— begin —

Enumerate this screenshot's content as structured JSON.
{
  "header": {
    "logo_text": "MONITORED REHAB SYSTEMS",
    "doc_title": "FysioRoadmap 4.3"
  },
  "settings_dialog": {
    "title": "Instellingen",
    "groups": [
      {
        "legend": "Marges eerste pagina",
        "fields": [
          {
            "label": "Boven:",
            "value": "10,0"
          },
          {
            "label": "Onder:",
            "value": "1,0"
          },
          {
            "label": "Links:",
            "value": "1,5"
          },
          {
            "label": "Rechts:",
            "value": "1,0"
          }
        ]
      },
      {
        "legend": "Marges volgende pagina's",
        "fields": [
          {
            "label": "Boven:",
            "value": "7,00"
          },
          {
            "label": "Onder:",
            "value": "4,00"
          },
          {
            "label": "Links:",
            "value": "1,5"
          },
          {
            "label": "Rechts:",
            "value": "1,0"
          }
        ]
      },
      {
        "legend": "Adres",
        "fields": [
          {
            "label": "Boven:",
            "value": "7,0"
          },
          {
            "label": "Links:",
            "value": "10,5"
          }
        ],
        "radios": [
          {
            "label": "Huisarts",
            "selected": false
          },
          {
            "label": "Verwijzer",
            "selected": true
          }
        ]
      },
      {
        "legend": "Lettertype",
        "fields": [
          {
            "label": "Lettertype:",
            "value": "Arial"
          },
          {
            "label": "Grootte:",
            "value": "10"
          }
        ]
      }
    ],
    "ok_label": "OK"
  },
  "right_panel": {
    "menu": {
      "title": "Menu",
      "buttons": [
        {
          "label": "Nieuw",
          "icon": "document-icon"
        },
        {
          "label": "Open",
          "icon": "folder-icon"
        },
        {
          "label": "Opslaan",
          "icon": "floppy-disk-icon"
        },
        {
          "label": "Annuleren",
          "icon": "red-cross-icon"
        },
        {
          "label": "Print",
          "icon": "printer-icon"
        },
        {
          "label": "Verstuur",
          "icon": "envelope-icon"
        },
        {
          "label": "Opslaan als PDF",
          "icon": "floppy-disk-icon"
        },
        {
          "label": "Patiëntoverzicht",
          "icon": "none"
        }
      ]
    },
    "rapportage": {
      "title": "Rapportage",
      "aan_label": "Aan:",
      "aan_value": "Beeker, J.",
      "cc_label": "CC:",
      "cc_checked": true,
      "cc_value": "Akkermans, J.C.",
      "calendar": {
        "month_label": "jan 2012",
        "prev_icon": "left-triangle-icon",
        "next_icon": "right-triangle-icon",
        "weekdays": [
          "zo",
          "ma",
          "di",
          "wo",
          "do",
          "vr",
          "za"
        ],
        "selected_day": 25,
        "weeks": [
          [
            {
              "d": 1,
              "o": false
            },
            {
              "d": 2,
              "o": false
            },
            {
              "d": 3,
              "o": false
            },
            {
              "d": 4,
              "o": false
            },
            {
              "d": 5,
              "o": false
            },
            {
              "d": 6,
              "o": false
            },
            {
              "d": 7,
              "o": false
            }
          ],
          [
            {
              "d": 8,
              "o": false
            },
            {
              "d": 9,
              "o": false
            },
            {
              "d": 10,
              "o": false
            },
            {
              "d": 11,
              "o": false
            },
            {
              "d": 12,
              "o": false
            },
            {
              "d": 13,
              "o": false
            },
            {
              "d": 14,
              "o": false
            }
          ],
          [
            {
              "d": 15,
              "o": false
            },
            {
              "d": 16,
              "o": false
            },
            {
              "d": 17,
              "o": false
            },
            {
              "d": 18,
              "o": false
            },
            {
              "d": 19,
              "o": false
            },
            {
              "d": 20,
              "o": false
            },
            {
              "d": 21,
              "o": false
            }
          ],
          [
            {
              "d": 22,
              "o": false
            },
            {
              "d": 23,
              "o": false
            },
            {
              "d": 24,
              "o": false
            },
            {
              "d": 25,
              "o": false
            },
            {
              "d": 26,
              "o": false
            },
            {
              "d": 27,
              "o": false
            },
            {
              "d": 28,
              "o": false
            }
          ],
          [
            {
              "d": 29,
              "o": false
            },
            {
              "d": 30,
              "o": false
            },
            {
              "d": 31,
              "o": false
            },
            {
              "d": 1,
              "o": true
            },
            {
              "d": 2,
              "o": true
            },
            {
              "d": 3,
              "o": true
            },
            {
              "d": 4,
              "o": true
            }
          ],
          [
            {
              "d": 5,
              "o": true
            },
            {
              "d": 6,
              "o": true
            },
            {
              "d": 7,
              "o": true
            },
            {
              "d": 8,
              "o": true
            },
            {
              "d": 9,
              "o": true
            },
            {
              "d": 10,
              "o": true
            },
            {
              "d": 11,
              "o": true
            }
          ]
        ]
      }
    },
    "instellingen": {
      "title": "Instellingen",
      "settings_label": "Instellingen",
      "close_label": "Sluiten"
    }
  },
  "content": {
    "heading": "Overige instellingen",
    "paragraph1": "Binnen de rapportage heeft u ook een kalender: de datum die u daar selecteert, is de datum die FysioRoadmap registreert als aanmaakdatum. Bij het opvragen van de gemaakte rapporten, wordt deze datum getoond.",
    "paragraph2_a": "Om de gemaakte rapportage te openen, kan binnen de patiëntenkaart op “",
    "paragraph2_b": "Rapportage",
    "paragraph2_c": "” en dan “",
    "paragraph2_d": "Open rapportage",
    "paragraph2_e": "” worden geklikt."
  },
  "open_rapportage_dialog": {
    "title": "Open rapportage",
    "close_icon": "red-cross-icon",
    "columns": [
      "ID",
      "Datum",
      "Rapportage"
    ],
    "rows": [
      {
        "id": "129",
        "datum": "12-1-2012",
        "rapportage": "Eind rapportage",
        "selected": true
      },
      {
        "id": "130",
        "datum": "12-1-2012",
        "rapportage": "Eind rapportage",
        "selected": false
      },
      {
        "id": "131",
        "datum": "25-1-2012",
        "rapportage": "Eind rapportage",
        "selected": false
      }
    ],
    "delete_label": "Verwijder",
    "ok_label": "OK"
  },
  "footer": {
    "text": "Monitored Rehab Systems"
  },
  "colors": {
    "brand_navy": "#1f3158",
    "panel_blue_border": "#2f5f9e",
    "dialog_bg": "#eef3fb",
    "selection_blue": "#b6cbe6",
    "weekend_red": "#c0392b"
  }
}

— end —

Can you restate every record above word for word?

Enumerate this screenshot's content as structured JSON.
{
  "header": {
    "logo_text": "MONITORED REHAB SYSTEMS",
    "doc_title": "FysioRoadmap 4.3"
  },
  "settings_dialog": {
    "title": "Instellingen",
    "groups": [
      {
        "legend": "Marges eerste pagina",
        "fields": [
          {
            "label": "Boven:",
            "value": "10,0"
          },
          {
            "label": "Onder:",
            "value": "1,0"
          },
          {
            "label": "Links:",
            "value": "1,5"
          },
          {
            "label": "Rechts:",
            "value": "1,0"
          }
        ]
      },
      {
        "legend": "Marges volgende pagina's",
        "fields": [
          {
            "label": "Boven:",
            "value": "7,00"
          },
          {
            "label": "Onder:",
            "value": "4,00"
          },
          {
            "label": "Links:",
            "value": "1,5"
          },
          {
            "label": "Rechts:",
            "value": "1,0"
          }
        ]
      },
      {
        "legend": "Adres",
        "fields": [
          {
            "label": "Boven:",
            "value": "7,0"
          },
          {
            "label": "Links:",
            "value": "10,5"
          }
        ],
        "radios": [
          {
            "label": "Huisarts",
            "selected": false
          },
          {
            "label": "Verwijzer",
            "selected": true
          }
        ]
      },
      {
        "legend": "Lettertype",
        "fields": [
          {
            "label": "Lettertype:",
            "value": "Arial"
          },
          {
            "label": "Grootte:",
            "value": "10"
          }
        ]
      }
    ],
    "ok_label": "OK"
  },
  "right_panel": {
    "menu": {
      "title": "Menu",
      "buttons": [
        {
          "label": "Nieuw",
          "icon": "document-icon"
        },
        {
          "label": "Open",
          "icon": "folder-icon"
        },
        {
          "label": "Opslaan",
          "icon": "floppy-disk-icon"
        },
        {
          "label": "Annuleren",
          "icon": "red-cross-icon"
        },
        {
          "label": "Print",
          "icon": "printer-icon"
        },
        {
          "label": "Verstuur",
          "icon": "envelope-icon"
        },
        {
          "label": "Opslaan als PDF",
          "icon": "floppy-disk-icon"
        },
        {
          "label": "Patiëntoverzicht",
          "icon": "none"
        }
      ]
    },
    "rapportage": {
      "title": "Rapportage",
      "aan_label": "Aan:",
      "aan_value": "Beeker, J.",
      "cc_label": "CC:",
      "cc_checked": true,
      "cc_value": "Akkermans, J.C.",
      "calendar": {
        "month_label": "jan 2012",
        "prev_icon": "left-triangle-icon",
        "next_icon": "right-triangle-icon",
        "weekdays": [
          "zo",
          "ma",
          "di",
          "wo",
          "do",
          "vr",
          "za"
        ],
        "selected_day": 25,
        "weeks": [
          [
            {
              "d": 1,
              "o": false
            },
            {
              "d": 2,
              "o": false
            },
            {
              "d": 3,
              "o": false
            },
            {
              "d": 4,
              "o": false
            },
            {
              "d": 5,
              "o": false
            },
            {
              "d": 6,
              "o": false
            },
            {
              "d": 7,
              "o": false
            }
          ],
          [
            {
              "d": 8,
              "o": false
            },
            {
              "d": 9,
              "o": false
            },
            {
              "d": 10,
              "o": false
            },
            {
              "d": 11,
              "o": false
            },
            {
              "d": 12,
              "o": false
            },
            {
              "d": 13,
              "o": false
            },
            {
              "d": 14,
              "o": false
            }
          ],
          [
            {
              "d": 15,
              "o": false
            },
            {
              "d": 16,
              "o": false
            },
            {
              "d": 17,
              "o": false
            },
            {
              "d": 18,
              "o": false
            },
            {
              "d": 19,
              "o": false
            },
            {
              "d": 20,
              "o": false
            },
            {
              "d": 21,
              "o": false
            }
          ],
          [
            {
              "d": 22,
              "o": false
            },
            {
              "d": 23,
              "o": false
            },
            {
              "d": 24,
              "o": false
            },
            {
              "d": 25,
              "o": false
            },
            {
              "d": 26,
              "o": false
            },
            {
              "d": 27,
              "o": false
            },
            {
              "d": 28,
              "o": false
            }
          ],
          [
            {
              "d": 29,
              "o": false
            },
            {
              "d": 30,
              "o": false
            },
            {
              "d": 31,
              "o": false
            },
            {
              "d": 1,
              "o": true
            },
            {
              "d": 2,
              "o": true
            },
            {
              "d": 3,
              "o": true
            },
            {
              "d": 4,
              "o": true
            }
          ],
          [
            {
              "d": 5,
              "o": true
            },
            {
              "d": 6,
              "o": true
            },
            {
              "d": 7,
              "o": true
            },
            {
              "d": 8,
              "o": true
            },
            {
              "d": 9,
              "o": true
            },
            {
              "d": 10,
              "o": true
            },
            {
              "d": 11,
              "o": true
            }
          ]
        ]
      }
    },
    "instellingen": {
      "title": "Instellingen",
      "settings_label": "Instellingen",
      "close_label": "Sluiten"
    }
  },
  "content": {
    "heading": "Overige instellingen",
    "paragraph1": "Binnen de rapportage heeft u ook een kalender: de datum die u daar selecteert, is de datum die FysioRoadmap registreert als aanmaakdatum. Bij het opvragen van de gemaakte rapporten, wordt deze datum getoond.",
    "paragraph2_a": "Om de gemaakte rapportage te openen, kan binnen de patiëntenkaart op “",
    "paragraph2_b": "Rapportage",
    "paragraph2_c": "” en dan “",
    "paragraph2_d": "Open rapportage",
    "paragraph2_e": "” worden geklikt."
  },
  "open_rapportage_dialog": {
    "title": "Open rapportage",
    "close_icon": "red-cross-icon",
    "columns": [
      "ID",
      "Datum",
      "Rapportage"
    ],
    "rows": [
      {
        "id": "129",
        "datum": "12-1-2012",
        "rapportage": "Eind rapportage",
        "selected": true
      },
      {
        "id": "130",
        "datum": "12-1-2012",
        "rapportage": "Eind rapportage",
        "selected": false
      },
      {
        "id": "131",
        "datum": "25-1-2012",
        "rapportage": "Eind rapportage",
        "selected": false
      }
    ],
    "delete_label": "Verwijder",
    "ok_label": "OK"
  },
  "footer": {
    "text": "Monitored Rehab Systems"
  },
  "colors": {
    "brand_navy": "#1f3158",
    "panel_blue_border": "#2f5f9e",
    "dialog_bg": "#eef3fb",
    "selection_blue": "#b6cbe6",
    "weekend_red": "#c0392b"
  }
}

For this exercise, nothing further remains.